━━━ Recorded information

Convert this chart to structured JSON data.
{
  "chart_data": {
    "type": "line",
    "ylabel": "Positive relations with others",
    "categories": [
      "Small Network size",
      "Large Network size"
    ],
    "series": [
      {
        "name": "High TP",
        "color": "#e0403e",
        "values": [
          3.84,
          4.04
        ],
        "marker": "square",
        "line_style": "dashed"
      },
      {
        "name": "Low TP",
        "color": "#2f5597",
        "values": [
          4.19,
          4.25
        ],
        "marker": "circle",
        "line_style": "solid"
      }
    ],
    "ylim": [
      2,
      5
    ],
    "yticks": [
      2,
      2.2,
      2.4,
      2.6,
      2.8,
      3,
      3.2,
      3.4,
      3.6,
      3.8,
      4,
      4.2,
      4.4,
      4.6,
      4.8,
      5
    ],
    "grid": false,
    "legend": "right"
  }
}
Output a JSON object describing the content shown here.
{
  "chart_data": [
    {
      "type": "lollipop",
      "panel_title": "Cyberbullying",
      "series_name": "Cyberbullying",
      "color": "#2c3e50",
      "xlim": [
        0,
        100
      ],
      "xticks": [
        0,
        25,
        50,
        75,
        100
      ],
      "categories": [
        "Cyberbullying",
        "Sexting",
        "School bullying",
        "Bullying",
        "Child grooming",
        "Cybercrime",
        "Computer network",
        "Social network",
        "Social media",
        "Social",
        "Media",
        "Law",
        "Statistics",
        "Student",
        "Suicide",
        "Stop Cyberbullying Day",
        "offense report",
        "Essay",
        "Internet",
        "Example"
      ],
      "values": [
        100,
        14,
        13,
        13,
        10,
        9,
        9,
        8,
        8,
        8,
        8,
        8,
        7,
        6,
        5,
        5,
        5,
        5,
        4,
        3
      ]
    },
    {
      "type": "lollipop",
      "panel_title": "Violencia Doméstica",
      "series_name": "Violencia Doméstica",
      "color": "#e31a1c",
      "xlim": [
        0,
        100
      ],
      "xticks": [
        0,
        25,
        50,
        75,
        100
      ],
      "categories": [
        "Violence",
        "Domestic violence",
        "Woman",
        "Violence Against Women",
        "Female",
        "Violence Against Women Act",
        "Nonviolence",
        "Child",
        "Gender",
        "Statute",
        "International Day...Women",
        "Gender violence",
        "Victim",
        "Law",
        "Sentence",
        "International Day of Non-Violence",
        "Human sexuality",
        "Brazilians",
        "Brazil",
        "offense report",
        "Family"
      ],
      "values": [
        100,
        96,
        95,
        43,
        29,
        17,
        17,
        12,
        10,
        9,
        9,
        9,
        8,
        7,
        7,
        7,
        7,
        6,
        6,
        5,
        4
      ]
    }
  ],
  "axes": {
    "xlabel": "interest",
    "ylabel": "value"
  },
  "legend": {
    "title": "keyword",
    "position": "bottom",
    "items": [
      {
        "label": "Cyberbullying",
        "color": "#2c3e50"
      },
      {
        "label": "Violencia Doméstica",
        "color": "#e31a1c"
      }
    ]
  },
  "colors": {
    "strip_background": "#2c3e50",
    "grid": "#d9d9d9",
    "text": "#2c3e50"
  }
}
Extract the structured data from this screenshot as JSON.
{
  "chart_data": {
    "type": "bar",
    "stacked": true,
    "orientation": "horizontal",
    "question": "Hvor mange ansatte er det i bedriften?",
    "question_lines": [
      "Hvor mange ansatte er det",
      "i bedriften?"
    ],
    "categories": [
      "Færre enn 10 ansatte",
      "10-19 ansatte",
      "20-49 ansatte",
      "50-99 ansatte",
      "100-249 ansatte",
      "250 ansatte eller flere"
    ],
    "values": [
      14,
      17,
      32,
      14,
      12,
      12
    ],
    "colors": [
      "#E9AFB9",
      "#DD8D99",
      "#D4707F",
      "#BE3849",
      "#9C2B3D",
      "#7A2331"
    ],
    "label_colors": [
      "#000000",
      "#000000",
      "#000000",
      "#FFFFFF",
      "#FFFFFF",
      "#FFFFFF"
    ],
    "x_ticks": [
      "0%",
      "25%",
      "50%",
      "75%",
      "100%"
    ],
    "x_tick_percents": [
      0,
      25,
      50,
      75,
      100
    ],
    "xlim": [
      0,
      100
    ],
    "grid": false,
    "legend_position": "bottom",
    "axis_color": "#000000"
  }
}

━━━━━━

Exercise prompt: Extract the full listing and reproduce each line exactly.

The response:
Convert this chart to structured JSON data.
{
  "chart_data": {
    "type": "line",
    "ylabel": "Positive relations with others",
    "categories": [
      "Small Network size",
      "Large Network size"
    ],
    "series": [
      {
        "name": "High TP",
        "color": "#e0403e",
        "values": [
          3.84,
          4.04
        ],
        "marker": "square",
        "line_style": "dashed"
      },
      {
        "name": "Low TP",
        "color": "#2f5597",
        "values": [
          4.19,
          4.25
        ],
        "marker": "circle",
        "line_style": "solid"
      }
    ],
    "ylim": [
      2,
      5
    ],
    "yticks": [
      2,
      2.2,
      2.4,
      2.6,
      2.8,
      3,
      3.2,
      3.4,
      3.6,
      3.8,
      4,
      4.2,
      4.4,
      4.6,
      4.8,
      5
    ],
    "grid": false,
    "legend": "right"
  }
}
Output a JSON object describing the content shown here.
{
  "chart_data": [
    {
      "type": "lollipop",
      "panel_title": "Cyberbullying",
      "series_name": "Cyberbullying",
      "color": "#2c3e50",
      "xlim": [
        0,
        100
      ],
      "xticks": [
        0,
        25,
        50,
        75,
        100
      ],
      "categories": [
        "Cyberbullying",
        "Sexting",
        "School bullying",
        "Bullying",
        "Child grooming",
        "Cybercrime",
        "Computer network",
        "Social network",
        "Social media",
        "Social",
        "Media",
        "Law",
        "Statistics",
        "Student",
        "Suicide",
        "Stop Cyberbullying Day",
        "offense report",
        "Essay",
        "Internet",
        "Example"
      ],
      "values": [
        100,
        14,
        13,
        13,
        10,
        9,
        9,
        8,
        8,
        8,
        8,
        8,
        7,
        6,
        5,
        5,
        5,
        5,
        4,
        3
      ]
    },
    {
      "type": "lollipop",
      "panel_title": "Violencia Doméstica",
      "series_name": "Violencia Doméstica",
      "color": "#e31a1c",
      "xlim": [
        0,
        100
      ],
      "xticks": [
        0,
        25,
        50,
        75,
        100
      ],
      "categories": [
        "Violence",
        "Domestic violence",
        "Woman",
        "Violence Against Women",
        "Female",
        "Violence Against Women Act",
        "Nonviolence",
        "Child",
        "Gender",
        "Statute",
        "International Day...Women",
        "Gender violence",
        "Victim",
        "Law",
        "Sentence",
        "International Day of Non-Violence",
        "Human sexuality",
        "Brazilians",
        "Brazil",
        "offense report",
        "Family"
      ],
      "values": [
        100,
        96,
        95,
        43,
        29,
        17,
        17,
        12,
        10,
        9,
        9,
        9,
        8,
        7,
        7,
        7,
        7,
        6,
        6,
        5,
        4
      ]
    }
  ],
  "axes": {
    "xlabel": "interest",
    "ylabel": "value"
  },
  "legend": {
    "title": "keyword",
    "position": "bottom",
    "items": [
      {
        "label": "Cyberbullying",
        "color": "#2c3e50"
      },
      {
        "label": "Violencia Doméstica",
        "color": "#e31a1c"
      }
    ]
  },
  "colors": {
    "strip_background": "#2c3e50",
    "grid": "#d9d9d9",
    "text": "#2c3e50"
  }
}
Extract the structured data from this screenshot as JSON.
{
  "chart_data": {
    "type": "bar",
    "stacked": true,
    "orientation": "horizontal",
    "question": "Hvor mange ansatte er det i bedriften?",
    "question_lines": [
      "Hvor mange ansatte er det",
      "i bedriften?"
    ],
    "categories": [
      "Færre enn 10 ansatte",
      "10-19 ansatte",
      "20-49 ansatte",
      "50-99 ansatte",
      "100-249 ansatte",
      "250 ansatte eller flere"
    ],
    "values": [
      14,
      17,
      32,
      14,
      12,
      12
    ],
    "colors": [
      "#E9AFB9",
      "#DD8D99",
      "#D4707F",
      "#BE3849",
      "#9C2B3D",
      "#7A2331"
    ],
    "label_colors": [
      "#000000",
      "#000000",
      "#000000",
      "#FFFFFF",
      "#FFFFFF",
      "#FFFFFF"
    ],
    "x_ticks": [
      "0%",
      "25%",
      "50%",
      "75%",
      "100%"
    ],
    "x_tick_percents": [
      0,
      25,
      50,
      75,
      100
    ],
    "xlim": [
      0,
      100
    ],
    "grid": false,
    "legend_position": "bottom",
    "axis_color": "#000000"
  }
}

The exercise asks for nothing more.